***** Entries shown

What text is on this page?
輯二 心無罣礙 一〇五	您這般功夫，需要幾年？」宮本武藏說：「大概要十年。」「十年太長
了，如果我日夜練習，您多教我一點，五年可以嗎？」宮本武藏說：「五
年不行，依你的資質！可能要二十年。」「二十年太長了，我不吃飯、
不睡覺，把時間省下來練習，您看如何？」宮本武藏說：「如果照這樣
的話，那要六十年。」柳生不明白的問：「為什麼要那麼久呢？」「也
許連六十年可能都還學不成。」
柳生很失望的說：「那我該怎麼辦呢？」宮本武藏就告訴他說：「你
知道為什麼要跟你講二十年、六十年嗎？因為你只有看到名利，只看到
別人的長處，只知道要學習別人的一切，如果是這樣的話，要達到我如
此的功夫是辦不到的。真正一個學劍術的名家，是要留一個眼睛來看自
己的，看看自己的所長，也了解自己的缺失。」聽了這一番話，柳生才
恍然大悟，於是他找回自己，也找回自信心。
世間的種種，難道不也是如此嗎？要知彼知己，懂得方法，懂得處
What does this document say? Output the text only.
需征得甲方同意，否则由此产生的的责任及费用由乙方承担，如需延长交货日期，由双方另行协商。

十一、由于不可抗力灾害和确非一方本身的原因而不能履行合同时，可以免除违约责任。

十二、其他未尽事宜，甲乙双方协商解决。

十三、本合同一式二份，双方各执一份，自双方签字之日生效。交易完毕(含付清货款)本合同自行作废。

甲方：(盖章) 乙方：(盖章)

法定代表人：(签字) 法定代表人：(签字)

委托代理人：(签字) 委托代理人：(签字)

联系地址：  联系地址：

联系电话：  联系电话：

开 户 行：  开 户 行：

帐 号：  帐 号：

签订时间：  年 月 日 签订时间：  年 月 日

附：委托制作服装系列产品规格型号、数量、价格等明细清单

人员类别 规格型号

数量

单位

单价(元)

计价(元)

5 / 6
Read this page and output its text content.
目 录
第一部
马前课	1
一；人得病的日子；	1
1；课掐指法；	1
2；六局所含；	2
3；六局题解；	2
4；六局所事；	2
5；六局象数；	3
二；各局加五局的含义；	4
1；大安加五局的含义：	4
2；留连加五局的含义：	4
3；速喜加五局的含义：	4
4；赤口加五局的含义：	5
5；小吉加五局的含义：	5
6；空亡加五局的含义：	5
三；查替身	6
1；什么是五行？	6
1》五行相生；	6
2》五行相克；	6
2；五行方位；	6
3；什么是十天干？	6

**********

_Instructions to follow:_
Copy out every line of the data that includes "What".

_Full solution:_
What text is on this page?
What does this document say? Output the text only.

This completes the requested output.